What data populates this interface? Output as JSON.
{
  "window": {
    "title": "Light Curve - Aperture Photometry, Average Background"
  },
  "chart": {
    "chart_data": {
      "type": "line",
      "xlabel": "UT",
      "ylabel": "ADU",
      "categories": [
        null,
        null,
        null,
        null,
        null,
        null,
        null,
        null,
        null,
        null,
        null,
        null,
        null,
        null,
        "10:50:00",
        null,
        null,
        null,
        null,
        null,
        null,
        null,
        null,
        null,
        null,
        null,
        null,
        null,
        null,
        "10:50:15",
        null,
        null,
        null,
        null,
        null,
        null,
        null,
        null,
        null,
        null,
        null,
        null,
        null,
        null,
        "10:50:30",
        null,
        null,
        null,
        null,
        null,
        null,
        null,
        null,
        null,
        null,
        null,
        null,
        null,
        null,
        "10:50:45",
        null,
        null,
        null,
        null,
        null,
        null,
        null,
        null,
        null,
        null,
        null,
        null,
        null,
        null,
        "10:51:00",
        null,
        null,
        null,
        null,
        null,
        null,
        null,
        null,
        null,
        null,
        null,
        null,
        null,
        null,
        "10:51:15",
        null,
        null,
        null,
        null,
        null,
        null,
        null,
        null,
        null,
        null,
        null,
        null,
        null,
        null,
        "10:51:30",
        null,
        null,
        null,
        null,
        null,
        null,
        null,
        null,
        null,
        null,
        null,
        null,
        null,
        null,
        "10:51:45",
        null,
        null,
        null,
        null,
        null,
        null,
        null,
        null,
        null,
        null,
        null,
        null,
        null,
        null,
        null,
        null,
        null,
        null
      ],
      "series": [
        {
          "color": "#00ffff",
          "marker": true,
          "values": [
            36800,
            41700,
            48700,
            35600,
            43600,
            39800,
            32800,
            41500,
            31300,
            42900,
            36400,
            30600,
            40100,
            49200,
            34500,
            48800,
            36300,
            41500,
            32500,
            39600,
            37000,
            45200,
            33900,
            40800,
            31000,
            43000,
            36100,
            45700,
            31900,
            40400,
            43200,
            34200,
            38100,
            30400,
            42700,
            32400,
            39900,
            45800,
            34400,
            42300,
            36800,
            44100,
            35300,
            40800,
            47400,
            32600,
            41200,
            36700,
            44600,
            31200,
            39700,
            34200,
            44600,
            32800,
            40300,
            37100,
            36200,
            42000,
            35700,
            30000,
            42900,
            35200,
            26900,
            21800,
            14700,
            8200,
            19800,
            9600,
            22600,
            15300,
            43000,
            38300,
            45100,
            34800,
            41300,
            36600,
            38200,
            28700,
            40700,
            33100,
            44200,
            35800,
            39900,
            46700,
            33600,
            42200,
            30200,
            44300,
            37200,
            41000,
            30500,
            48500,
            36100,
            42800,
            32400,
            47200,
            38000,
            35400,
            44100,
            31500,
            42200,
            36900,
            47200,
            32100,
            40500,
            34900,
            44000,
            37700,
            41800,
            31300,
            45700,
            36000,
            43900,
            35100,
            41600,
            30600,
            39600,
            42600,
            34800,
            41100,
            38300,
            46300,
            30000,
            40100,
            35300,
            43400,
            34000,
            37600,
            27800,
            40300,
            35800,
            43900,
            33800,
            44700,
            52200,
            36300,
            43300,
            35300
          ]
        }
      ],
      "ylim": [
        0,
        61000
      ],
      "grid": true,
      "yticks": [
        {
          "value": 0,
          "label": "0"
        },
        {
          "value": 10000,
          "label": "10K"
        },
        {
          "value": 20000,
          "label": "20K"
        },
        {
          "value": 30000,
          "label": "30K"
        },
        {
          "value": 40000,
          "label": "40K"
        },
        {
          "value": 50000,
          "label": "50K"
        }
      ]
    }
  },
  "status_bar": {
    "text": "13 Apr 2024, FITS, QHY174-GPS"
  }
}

Task statement
All of the material must be reproduced exactly.

Response to the task
What data populates this interface? Output as JSON.
{
  "window": {
    "title": "Light Curve - Aperture Photometry, Average Background"
  },
  "chart": {
    "chart_data": {
      "type": "line",
      "xlabel": "UT",
      "ylabel": "ADU",
      "categories": [
        null,
        null,
        null,
        null,
        null,
        null,
        null,
        null,
        null,
        null,
        null,
        null,
        null,
        null,
        "10:50:00",
        null,
        null,
        null,
        null,
        null,
        null,
        null,
        null,
        null,
        null,
        null,
        null,
        null,
        null,
        "10:50:15",
        null,
        null,
        null,
        null,
        null,
        null,
        null,
        null,
        null,
        null,
        null,
        null,
        null,
        null,
        "10:50:30",
        null,
        null,
        null,
        null,
        null,
        null,
        null,
        null,
        null,
        null,
        null,
        null,
        null,
        null,
        "10:50:45",
        null,
        null,
        null,
        null,
        null,
        null,
        null,
        null,
        null,
        null,
        null,
        null,
        null,
        null,
        "10:51:00",
        null,
        null,
        null,
        null,
        null,
        null,
        null,
        null,
        null,
        null,
        null,
        null,
        null,
        null,
        "10:51:15",
        null,
        null,
        null,
        null,
        null,
        null,
        null,
        null,
        null,
        null,
        null,
        null,
        null,
        null,
        "10:51:30",
        null,
        null,
        null,
        null,
        null,
        null,
        null,
        null,
        null,
        null,
        null,
        null,
        null,
        null,
        "10:51:45",
        null,
        null,
        null,
        null,
        null,
        null,
        null,
        null,
        null,
        null,
        null,
        null,
        null,
        null,
        null,
        null,
        null,
        null
      ],
      "series": [
        {
          "color": "#00ffff",
          "marker": true,
          "values": [
            36800,
            41700,
            48700,
            35600,
            43600,
            39800,
            32800,
            41500,
            31300,
            42900,
            36400,
            30600,
            40100,
            49200,
            34500,
            48800,
            36300,
            41500,
            32500,
            39600,
            37000,
            45200,
            33900,
            40800,
            31000,
            43000,
            36100,
            45700,
            31900,
            40400,
            43200,
            34200,
            38100,
            30400,
            42700,
            32400,
            39900,
            45800,
            34400,
            42300,
            36800,
            44100,
            35300,
            40800,
            47400,
            32600,
            41200,
            36700,
            44600,
            31200,
            39700,
            34200,
            44600,
            32800,
            40300,
            37100,
            36200,
            42000,
            35700,
            30000,
            42900,
            35200,
            26900,
            21800,
            14700,
            8200,
            19800,
            9600,
            22600,
            15300,
            43000,
            38300,
            45100,
            34800,
            41300,
            36600,
            38200,
            28700,
            40700,
            33100,
            44200,
            35800,
            39900,
            46700,
            33600,
            42200,
            30200,
            44300,
            37200,
            41000,
            30500,
            48500,
            36100,
            42800,
            32400,
            47200,
            38000,
            35400,
            44100,
            31500,
            42200,
            36900,
            47200,
            32100,
            40500,
            34900,
            44000,
            37700,
            41800,
            31300,
            45700,
            36000,
            43900,
            35100,
            41600,
            30600,
            39600,
            42600,
            34800,
            41100,
            38300,
            46300,
            30000,
            40100,
            35300,
            43400,
            34000,
            37600,
            27800,
            40300,
            35800,
            43900,
            33800,
            44700,
            52200,
            36300,
            43300,
            35300
          ]
        }
      ],
      "ylim": [
        0,
        61000
      ],
      "grid": true,
      "yticks": [
        {
          "value": 0,
          "label": "0"
        },
        {
          "value": 10000,
          "label": "10K"
        },
        {
          "value": 20000,
          "label": "20K"
        },
        {
          "value": 30000,
          "label": "30K"
        },
        {
          "value": 40000,
          "label": "40K"
        },
        {
          "value": 50000,
          "label": "50K"
        }
      ]
    }
  },
  "status_bar": {
    "text": "13 Apr 2024, FITS, QHY174-GPS"
  }
}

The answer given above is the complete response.